_Exercise description_
Output all the material that follows, exactly as given.

_Given data_
** Start **

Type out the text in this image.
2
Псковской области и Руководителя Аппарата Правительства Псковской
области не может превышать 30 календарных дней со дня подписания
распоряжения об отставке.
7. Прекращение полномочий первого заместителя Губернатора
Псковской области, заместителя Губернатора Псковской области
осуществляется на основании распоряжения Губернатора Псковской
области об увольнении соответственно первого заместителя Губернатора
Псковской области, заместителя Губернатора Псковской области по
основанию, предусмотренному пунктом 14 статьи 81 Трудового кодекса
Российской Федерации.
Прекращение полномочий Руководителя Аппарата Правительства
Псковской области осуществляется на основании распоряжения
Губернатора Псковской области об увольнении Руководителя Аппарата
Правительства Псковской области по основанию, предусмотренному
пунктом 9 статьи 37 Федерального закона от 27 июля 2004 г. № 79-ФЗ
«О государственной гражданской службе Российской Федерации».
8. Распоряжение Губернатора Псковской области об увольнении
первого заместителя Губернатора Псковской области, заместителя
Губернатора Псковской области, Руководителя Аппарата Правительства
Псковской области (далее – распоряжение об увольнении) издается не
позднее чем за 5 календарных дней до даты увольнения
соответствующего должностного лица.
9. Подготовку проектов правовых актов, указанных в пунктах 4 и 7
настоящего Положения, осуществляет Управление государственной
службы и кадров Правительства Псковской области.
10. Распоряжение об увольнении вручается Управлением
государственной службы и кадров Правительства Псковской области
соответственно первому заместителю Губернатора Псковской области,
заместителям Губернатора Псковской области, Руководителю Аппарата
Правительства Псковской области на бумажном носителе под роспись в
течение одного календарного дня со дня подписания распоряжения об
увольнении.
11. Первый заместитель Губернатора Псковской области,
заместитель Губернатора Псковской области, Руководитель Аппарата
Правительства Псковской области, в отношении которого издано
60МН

** End **

_Exercise response_
Type out the text in this image.
2
Псковской области и Руководителя Аппарата Правительства Псковской
области не может превышать 30 календарных дней со дня подписания
распоряжения об отставке.
7. Прекращение полномочий первого заместителя Губернатора
Псковской области, заместителя Губернатора Псковской области
осуществляется на основании распоряжения Губернатора Псковской
области об увольнении соответственно первого заместителя Губернатора
Псковской области, заместителя Губернатора Псковской области по
основанию, предусмотренному пунктом 14 статьи 81 Трудового кодекса
Российской Федерации.
Прекращение полномочий Руководителя Аппарата Правительства
Псковской области осуществляется на основании распоряжения
Губернатора Псковской области об увольнении Руководителя Аппарата
Правительства Псковской области по основанию, предусмотренному
пунктом 9 статьи 37 Федерального закона от 27 июля 2004 г. № 79-ФЗ
«О государственной гражданской службе Российской Федерации».
8. Распоряжение Губернатора Псковской области об увольнении
первого заместителя Губернатора Псковской области, заместителя
Губернатора Псковской области, Руководителя Аппарата Правительства
Псковской области (далее – распоряжение об увольнении) издается не
позднее чем за 5 календарных дней до даты увольнения
соответствующего должностного лица.
9. Подготовку проектов правовых актов, указанных в пунктах 4 и 7
настоящего Положения, осуществляет Управление государственной
службы и кадров Правительства Псковской области.
10. Распоряжение об увольнении вручается Управлением
государственной службы и кадров Правительства Псковской области
соответственно первому заместителю Губернатора Псковской области,
заместителям Губернатора Псковской области, Руководителю Аппарата
Правительства Псковской области на бумажном носителе под роспись в
течение одного календарного дня со дня подписания распоряжения об
увольнении.
11. Первый заместитель Губернатора Псковской области,
заместитель Губернатора Псковской области, Руководитель Аппарата
Правительства Псковской области, в отношении которого издано
60МН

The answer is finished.